Set problem:
Please copy the records below word for word, leaving out the pictures.

Working data:
§

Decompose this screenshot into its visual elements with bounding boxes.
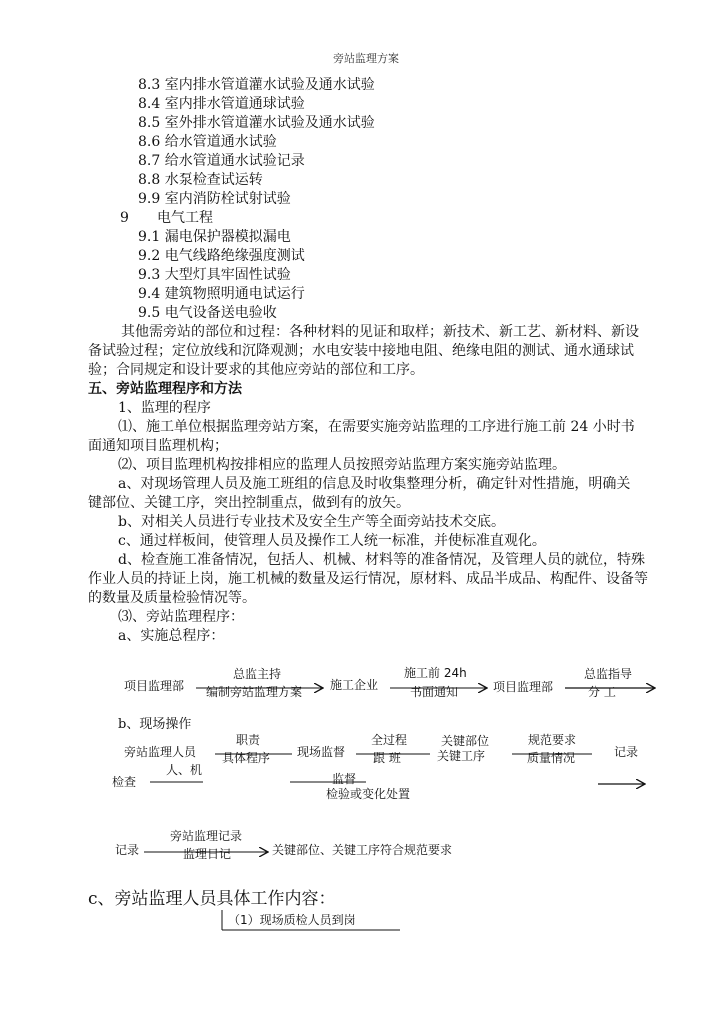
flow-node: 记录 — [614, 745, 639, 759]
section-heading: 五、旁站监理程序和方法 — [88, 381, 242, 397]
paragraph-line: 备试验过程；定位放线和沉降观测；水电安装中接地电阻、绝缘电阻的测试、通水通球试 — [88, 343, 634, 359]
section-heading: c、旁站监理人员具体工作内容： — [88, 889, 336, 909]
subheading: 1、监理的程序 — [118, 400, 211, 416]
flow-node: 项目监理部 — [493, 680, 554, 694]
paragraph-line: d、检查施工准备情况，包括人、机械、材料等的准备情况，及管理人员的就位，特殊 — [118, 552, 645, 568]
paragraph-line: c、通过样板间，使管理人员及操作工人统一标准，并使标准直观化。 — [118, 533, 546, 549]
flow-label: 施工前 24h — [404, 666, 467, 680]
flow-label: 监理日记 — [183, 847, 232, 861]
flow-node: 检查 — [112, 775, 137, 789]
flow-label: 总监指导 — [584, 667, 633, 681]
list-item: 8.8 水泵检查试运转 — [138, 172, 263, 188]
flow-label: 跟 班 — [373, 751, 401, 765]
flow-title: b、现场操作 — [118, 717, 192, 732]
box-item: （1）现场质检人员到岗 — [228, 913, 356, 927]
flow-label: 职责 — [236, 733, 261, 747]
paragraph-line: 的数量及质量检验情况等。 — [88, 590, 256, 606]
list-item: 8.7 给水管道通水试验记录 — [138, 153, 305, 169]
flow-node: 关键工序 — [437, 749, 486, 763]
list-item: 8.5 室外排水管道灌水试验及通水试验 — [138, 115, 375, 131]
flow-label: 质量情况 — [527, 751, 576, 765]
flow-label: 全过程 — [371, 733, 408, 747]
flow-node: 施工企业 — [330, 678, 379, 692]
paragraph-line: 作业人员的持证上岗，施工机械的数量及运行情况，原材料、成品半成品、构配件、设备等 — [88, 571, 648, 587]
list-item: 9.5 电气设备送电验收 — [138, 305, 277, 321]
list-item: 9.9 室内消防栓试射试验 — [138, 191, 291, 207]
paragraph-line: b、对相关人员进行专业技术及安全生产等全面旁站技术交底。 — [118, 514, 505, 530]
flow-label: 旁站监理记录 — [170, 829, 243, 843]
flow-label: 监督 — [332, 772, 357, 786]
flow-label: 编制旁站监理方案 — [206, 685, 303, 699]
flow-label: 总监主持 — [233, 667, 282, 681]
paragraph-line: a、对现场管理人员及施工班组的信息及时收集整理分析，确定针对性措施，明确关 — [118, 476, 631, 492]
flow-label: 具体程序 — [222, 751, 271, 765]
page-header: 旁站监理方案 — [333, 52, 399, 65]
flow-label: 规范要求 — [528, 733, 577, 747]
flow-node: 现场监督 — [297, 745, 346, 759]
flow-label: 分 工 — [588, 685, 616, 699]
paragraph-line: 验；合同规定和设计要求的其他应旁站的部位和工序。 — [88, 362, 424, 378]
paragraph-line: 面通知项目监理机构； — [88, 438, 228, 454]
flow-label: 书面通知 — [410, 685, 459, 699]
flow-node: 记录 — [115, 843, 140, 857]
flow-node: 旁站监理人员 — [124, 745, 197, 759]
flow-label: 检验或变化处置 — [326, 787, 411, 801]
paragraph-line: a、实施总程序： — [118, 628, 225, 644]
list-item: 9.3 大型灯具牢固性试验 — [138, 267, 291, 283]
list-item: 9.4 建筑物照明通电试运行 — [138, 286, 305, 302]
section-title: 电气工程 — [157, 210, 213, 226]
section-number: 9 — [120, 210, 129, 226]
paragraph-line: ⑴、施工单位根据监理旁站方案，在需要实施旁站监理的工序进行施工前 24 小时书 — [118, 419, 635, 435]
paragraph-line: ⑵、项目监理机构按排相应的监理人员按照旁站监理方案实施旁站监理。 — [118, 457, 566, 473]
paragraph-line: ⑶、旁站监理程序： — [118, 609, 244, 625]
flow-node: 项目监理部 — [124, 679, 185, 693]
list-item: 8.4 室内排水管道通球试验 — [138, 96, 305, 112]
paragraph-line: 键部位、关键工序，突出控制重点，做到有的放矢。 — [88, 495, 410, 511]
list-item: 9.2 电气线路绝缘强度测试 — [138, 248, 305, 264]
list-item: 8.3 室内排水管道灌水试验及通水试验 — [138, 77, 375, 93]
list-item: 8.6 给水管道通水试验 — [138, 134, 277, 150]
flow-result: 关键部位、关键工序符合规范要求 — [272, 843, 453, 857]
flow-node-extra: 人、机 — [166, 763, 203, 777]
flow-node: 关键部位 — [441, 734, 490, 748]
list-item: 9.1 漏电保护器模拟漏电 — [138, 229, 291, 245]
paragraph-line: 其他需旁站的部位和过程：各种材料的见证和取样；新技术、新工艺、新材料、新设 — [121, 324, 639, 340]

§

Full output:
Decompose this screenshot into its visual elements with bounding boxes.
flow-node: 记录 — [614, 745, 639, 759]
section-heading: 五、旁站监理程序和方法 — [88, 381, 242, 397]
paragraph-line: 备试验过程；定位放线和沉降观测；水电安装中接地电阻、绝缘电阻的测试、通水通球试 — [88, 343, 634, 359]
section-heading: c、旁站监理人员具体工作内容： — [88, 889, 336, 909]
subheading: 1、监理的程序 — [118, 400, 211, 416]
flow-node: 项目监理部 — [493, 680, 554, 694]
paragraph-line: d、检查施工准备情况，包括人、机械、材料等的准备情况，及管理人员的就位，特殊 — [118, 552, 645, 568]
paragraph-line: c、通过样板间，使管理人员及操作工人统一标准，并使标准直观化。 — [118, 533, 546, 549]
flow-label: 施工前 24h — [404, 666, 467, 680]
flow-label: 监理日记 — [183, 847, 232, 861]
flow-node: 检查 — [112, 775, 137, 789]
flow-label: 总监指导 — [584, 667, 633, 681]
list-item: 8.8 水泵检查试运转 — [138, 172, 263, 188]
flow-label: 跟 班 — [373, 751, 401, 765]
flow-title: b、现场操作 — [118, 717, 192, 732]
box-item: （1）现场质检人员到岗 — [228, 913, 356, 927]
flow-label: 职责 — [236, 733, 261, 747]
paragraph-line: 的数量及质量检验情况等。 — [88, 590, 256, 606]
list-item: 8.7 给水管道通水试验记录 — [138, 153, 305, 169]
flow-node: 关键工序 — [437, 749, 486, 763]
list-item: 8.5 室外排水管道灌水试验及通水试验 — [138, 115, 375, 131]
flow-label: 质量情况 — [527, 751, 576, 765]
flow-label: 全过程 — [371, 733, 408, 747]
flow-node: 施工企业 — [330, 678, 379, 692]
paragraph-line: 作业人员的持证上岗，施工机械的数量及运行情况，原材料、成品半成品、构配件、设备等 — [88, 571, 648, 587]
list-item: 9.5 电气设备送电验收 — [138, 305, 277, 321]
list-item: 9.9 室内消防栓试射试验 — [138, 191, 291, 207]
paragraph-line: b、对相关人员进行专业技术及安全生产等全面旁站技术交底。 — [118, 514, 505, 530]
flow-label: 旁站监理记录 — [170, 829, 243, 843]
flow-label: 监督 — [332, 772, 357, 786]
flow-label: 编制旁站监理方案 — [206, 685, 303, 699]
flow-label: 总监主持 — [233, 667, 282, 681]
paragraph-line: a、对现场管理人员及施工班组的信息及时收集整理分析，确定针对性措施，明确关 — [118, 476, 631, 492]
flow-label: 具体程序 — [222, 751, 271, 765]
page-header: 旁站监理方案 — [333, 52, 399, 65]
flow-label: 规范要求 — [528, 733, 577, 747]
flow-node: 现场监督 — [297, 745, 346, 759]
flow-label: 分 工 — [588, 685, 616, 699]
paragraph-line: 验；合同规定和设计要求的其他应旁站的部位和工序。 — [88, 362, 424, 378]
paragraph-line: 面通知项目监理机构； — [88, 438, 228, 454]
flow-label: 书面通知 — [410, 685, 459, 699]
flow-node: 记录 — [115, 843, 140, 857]
flow-node: 旁站监理人员 — [124, 745, 197, 759]
flow-label: 检验或变化处置 — [326, 787, 411, 801]
paragraph-line: a、实施总程序： — [118, 628, 225, 644]
list-item: 9.3 大型灯具牢固性试验 — [138, 267, 291, 283]
list-item: 9.4 建筑物照明通电试运行 — [138, 286, 305, 302]
section-title: 电气工程 — [157, 210, 213, 226]
section-number: 9 — [120, 210, 129, 226]
paragraph-line: ⑴、施工单位根据监理旁站方案，在需要实施旁站监理的工序进行施工前 24 小时书 — [118, 419, 635, 435]
paragraph-line: ⑵、项目监理机构按排相应的监理人员按照旁站监理方案实施旁站监理。 — [118, 457, 566, 473]
paragraph-line: ⑶、旁站监理程序： — [118, 609, 244, 625]
flow-node: 项目监理部 — [124, 679, 185, 693]
list-item: 8.4 室内排水管道通球试验 — [138, 96, 305, 112]
paragraph-line: 键部位、关键工序，突出控制重点，做到有的放矢。 — [88, 495, 410, 511]
list-item: 9.2 电气线路绝缘强度测试 — [138, 248, 305, 264]
list-item: 8.3 室内排水管道灌水试验及通水试验 — [138, 77, 375, 93]
list-item: 8.6 给水管道通水试验 — [138, 134, 277, 150]
flow-result: 关键部位、关键工序符合规范要求 — [272, 843, 453, 857]
flow-node-extra: 人、机 — [166, 763, 203, 777]
flow-node: 关键部位 — [441, 734, 490, 748]
list-item: 9.1 漏电保护器模拟漏电 — [138, 229, 291, 245]
paragraph-line: 其他需旁站的部位和过程：各种材料的见证和取样；新技术、新工艺、新材料、新设 — [121, 324, 639, 340]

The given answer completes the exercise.